## Begin Extracted data
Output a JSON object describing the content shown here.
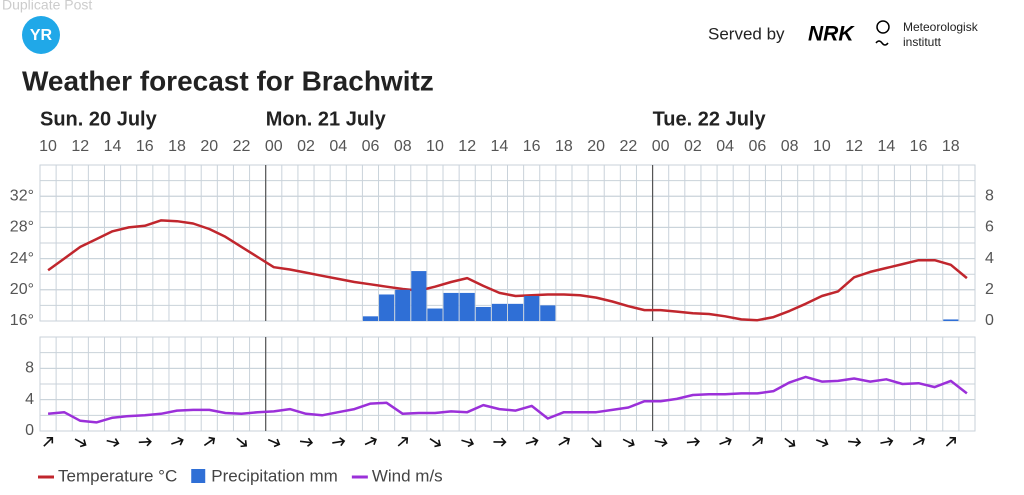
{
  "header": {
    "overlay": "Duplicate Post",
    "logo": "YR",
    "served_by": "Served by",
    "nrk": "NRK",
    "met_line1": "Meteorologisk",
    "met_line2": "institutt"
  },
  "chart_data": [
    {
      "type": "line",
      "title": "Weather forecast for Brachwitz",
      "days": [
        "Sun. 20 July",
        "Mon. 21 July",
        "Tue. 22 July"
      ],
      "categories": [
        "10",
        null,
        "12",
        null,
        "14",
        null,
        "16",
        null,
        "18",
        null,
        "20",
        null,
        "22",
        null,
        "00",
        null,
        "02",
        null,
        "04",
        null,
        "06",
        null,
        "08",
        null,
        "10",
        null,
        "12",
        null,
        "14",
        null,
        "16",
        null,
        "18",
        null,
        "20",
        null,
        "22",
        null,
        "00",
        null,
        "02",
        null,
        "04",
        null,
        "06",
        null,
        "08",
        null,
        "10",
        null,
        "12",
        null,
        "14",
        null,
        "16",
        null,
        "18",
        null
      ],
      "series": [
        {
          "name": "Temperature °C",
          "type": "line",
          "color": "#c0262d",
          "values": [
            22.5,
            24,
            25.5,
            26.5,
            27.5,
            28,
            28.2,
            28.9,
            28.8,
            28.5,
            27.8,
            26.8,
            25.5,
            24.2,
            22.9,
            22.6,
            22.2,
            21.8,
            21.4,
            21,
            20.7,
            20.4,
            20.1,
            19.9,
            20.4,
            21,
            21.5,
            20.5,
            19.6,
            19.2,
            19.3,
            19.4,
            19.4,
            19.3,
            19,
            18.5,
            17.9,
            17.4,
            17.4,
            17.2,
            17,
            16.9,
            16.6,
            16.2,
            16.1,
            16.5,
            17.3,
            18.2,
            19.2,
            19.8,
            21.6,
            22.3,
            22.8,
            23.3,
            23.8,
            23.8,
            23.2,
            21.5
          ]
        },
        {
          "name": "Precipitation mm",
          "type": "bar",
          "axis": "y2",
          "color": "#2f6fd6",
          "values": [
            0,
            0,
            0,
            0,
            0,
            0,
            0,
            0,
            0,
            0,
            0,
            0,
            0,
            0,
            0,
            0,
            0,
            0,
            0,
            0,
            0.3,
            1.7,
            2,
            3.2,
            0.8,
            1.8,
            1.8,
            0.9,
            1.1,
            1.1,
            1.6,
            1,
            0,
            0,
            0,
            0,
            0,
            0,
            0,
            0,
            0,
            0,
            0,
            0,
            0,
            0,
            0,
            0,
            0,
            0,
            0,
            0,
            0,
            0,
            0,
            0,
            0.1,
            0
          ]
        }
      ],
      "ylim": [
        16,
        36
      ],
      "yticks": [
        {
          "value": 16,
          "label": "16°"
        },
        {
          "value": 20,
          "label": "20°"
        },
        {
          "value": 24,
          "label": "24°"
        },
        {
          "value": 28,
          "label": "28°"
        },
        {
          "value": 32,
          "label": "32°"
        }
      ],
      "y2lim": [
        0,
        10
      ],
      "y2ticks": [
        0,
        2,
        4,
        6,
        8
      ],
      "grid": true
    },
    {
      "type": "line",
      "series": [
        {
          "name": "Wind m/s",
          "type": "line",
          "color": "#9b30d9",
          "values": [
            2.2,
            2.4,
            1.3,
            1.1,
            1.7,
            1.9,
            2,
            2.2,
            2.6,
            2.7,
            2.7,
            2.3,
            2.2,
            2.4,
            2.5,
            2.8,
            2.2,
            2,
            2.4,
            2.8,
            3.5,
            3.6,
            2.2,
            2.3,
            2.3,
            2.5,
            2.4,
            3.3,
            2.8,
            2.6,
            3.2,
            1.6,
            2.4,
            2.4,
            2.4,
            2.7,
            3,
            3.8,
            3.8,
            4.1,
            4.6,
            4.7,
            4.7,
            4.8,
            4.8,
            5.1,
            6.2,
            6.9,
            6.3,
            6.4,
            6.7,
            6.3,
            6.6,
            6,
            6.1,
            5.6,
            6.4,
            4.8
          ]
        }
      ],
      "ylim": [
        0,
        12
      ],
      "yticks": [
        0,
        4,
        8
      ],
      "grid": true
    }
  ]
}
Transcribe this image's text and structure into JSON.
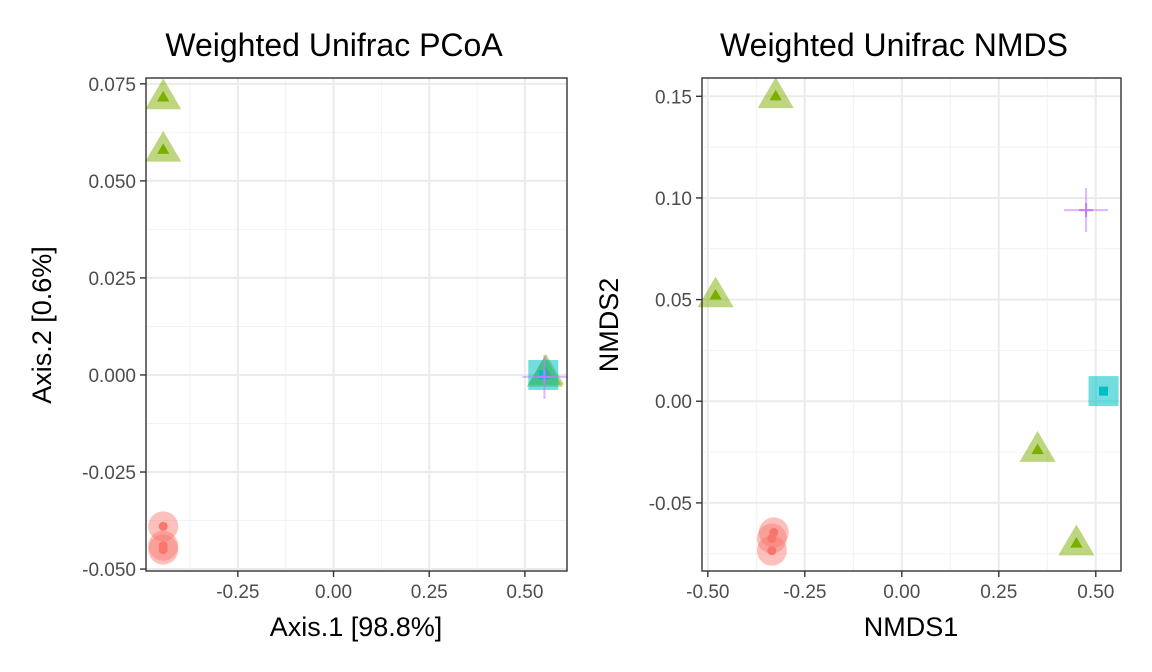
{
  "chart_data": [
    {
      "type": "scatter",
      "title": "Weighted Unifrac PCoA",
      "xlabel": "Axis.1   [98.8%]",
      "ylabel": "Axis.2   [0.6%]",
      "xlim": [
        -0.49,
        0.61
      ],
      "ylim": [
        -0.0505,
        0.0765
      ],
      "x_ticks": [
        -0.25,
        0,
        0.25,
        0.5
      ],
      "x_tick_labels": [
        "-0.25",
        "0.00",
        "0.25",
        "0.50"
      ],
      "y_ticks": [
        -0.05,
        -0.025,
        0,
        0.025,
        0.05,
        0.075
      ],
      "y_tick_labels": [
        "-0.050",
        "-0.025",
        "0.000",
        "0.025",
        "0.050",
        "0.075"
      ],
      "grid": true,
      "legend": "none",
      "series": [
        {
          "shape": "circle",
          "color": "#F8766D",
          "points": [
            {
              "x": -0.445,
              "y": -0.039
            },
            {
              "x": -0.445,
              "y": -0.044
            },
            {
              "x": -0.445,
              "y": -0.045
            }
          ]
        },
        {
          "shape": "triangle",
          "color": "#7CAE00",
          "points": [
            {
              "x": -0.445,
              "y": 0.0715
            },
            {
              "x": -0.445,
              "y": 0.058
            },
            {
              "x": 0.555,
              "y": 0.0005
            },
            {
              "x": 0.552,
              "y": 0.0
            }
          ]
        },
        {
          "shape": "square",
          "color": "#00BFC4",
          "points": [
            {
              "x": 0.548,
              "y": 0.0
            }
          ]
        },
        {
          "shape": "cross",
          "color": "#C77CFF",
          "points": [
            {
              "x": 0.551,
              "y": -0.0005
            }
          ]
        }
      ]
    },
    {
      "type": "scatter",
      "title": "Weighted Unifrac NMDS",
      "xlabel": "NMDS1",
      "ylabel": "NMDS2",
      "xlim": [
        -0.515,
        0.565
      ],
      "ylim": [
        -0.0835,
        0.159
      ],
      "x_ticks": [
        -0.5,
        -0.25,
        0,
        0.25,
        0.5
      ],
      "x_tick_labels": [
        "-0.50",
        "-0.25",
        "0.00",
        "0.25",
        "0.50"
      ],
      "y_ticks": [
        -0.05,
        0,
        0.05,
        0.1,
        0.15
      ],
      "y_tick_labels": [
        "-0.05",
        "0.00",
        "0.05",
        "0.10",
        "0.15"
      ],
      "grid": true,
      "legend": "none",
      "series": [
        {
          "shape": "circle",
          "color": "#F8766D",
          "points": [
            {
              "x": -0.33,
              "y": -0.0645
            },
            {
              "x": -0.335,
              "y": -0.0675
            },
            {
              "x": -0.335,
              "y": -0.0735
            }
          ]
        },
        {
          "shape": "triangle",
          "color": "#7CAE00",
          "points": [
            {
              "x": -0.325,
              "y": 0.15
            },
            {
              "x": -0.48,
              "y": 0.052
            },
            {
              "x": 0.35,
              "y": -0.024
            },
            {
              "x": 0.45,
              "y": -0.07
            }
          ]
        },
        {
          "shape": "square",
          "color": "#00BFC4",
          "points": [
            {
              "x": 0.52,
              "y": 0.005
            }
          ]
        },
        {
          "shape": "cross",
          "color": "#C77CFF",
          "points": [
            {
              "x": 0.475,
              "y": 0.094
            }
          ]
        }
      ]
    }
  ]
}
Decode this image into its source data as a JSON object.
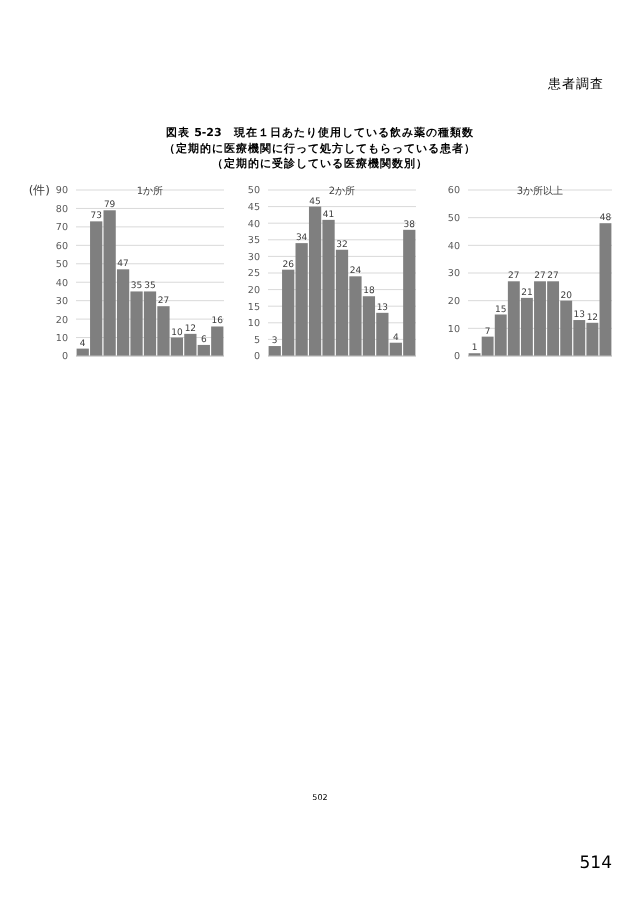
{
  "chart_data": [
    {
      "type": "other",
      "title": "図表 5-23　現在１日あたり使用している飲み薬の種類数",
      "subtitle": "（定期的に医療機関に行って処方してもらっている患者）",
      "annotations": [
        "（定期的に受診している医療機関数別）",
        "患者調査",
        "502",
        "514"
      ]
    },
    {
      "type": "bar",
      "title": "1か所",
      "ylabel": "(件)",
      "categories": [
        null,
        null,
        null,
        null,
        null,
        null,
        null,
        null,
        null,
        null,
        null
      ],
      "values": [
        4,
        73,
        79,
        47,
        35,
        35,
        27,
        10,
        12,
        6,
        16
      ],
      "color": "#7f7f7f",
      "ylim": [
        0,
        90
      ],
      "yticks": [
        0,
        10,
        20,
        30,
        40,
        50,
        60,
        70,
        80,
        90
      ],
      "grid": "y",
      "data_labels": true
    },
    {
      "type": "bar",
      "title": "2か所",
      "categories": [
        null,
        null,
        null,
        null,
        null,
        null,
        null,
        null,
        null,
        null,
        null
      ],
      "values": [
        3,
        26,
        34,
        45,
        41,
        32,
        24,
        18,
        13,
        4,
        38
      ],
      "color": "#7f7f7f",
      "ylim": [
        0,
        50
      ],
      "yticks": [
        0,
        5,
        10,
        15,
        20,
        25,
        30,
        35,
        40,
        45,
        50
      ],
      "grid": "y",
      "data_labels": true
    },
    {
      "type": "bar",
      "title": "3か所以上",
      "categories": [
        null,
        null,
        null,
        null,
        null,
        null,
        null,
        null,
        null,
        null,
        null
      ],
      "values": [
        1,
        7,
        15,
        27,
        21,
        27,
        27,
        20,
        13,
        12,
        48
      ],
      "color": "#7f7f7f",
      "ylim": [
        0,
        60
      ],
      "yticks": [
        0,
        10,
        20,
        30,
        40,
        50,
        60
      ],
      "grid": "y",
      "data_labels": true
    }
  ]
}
## End Extracted data
* _What is asked_:
Locate all lines that include the word "this" and copy them out.

* _Complete response_:
Transcribe this image's text and structure into JSON.
Decode this image into its source data as a JSON object.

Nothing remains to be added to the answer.